*Problem statement*: Find the lines holding "document" and copy them.
-- start --
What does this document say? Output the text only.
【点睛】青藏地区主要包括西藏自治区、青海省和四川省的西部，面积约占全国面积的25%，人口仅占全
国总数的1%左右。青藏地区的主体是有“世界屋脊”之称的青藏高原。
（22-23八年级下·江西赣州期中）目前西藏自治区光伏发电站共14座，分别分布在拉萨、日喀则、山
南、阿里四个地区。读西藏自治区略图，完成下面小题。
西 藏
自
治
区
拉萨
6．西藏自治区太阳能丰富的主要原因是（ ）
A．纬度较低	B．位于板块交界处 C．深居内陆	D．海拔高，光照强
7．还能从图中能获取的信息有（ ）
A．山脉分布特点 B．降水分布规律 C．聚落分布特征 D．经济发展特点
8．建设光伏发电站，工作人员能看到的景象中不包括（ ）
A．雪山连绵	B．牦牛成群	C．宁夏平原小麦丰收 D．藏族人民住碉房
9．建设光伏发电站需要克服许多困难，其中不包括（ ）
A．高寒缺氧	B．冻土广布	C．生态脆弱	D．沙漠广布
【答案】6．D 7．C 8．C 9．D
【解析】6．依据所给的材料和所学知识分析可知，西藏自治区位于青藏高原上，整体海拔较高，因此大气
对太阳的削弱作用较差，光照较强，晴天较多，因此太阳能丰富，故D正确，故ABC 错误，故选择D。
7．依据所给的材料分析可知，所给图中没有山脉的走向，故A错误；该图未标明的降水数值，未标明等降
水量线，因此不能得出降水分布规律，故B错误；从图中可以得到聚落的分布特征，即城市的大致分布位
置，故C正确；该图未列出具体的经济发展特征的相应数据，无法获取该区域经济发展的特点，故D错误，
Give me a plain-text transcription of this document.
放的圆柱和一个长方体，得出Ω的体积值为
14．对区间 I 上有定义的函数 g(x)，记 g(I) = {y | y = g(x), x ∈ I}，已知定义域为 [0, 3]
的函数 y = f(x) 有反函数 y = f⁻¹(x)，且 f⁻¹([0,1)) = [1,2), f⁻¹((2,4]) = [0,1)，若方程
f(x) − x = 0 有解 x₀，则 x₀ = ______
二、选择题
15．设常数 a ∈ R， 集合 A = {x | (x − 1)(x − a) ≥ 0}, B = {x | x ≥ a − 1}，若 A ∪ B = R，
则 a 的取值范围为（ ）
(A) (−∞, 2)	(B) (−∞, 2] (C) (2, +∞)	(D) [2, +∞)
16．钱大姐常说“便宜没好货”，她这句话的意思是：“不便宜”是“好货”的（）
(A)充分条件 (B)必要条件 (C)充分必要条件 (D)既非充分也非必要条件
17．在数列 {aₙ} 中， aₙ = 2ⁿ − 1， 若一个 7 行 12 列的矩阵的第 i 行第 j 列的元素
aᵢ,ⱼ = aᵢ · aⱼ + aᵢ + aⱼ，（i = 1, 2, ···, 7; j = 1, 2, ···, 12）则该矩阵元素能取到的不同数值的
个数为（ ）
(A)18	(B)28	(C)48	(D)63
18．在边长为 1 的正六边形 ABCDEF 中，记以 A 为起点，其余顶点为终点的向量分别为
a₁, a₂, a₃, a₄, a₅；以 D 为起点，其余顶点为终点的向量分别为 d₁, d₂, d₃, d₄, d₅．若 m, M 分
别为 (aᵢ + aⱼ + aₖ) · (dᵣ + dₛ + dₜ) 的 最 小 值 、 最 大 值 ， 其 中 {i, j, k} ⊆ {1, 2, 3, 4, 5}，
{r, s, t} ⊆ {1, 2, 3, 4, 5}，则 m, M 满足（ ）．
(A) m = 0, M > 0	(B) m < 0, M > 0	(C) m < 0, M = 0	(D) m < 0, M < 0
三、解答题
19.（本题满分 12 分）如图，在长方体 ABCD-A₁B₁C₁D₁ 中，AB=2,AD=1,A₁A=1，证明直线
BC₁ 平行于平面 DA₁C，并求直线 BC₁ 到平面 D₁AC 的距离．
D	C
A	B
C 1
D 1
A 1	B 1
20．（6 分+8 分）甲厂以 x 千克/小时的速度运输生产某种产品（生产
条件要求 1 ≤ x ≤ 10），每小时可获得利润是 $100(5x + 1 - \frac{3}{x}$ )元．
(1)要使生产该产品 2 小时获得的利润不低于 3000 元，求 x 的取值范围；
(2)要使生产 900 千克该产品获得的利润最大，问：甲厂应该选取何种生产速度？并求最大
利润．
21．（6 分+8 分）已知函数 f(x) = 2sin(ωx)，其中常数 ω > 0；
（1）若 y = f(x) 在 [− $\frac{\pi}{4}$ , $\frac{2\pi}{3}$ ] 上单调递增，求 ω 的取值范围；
-- end --
-- start --
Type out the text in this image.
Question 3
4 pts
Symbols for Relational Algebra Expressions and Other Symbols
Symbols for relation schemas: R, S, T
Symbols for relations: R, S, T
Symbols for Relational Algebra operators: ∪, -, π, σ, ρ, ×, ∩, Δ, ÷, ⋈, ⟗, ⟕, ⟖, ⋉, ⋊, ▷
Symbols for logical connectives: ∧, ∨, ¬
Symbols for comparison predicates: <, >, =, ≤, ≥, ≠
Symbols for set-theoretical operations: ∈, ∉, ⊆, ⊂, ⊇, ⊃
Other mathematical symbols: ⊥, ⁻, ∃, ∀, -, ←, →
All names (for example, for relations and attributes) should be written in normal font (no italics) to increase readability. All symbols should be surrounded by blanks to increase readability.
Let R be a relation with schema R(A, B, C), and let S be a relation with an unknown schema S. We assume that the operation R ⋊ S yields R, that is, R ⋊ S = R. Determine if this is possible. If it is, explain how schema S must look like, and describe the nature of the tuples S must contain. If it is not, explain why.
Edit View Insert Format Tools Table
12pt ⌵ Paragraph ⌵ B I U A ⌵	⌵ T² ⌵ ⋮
-- end --
*Expected answer*:
What does this document say? Output the text only.
Give me a plain-text transcription of this document.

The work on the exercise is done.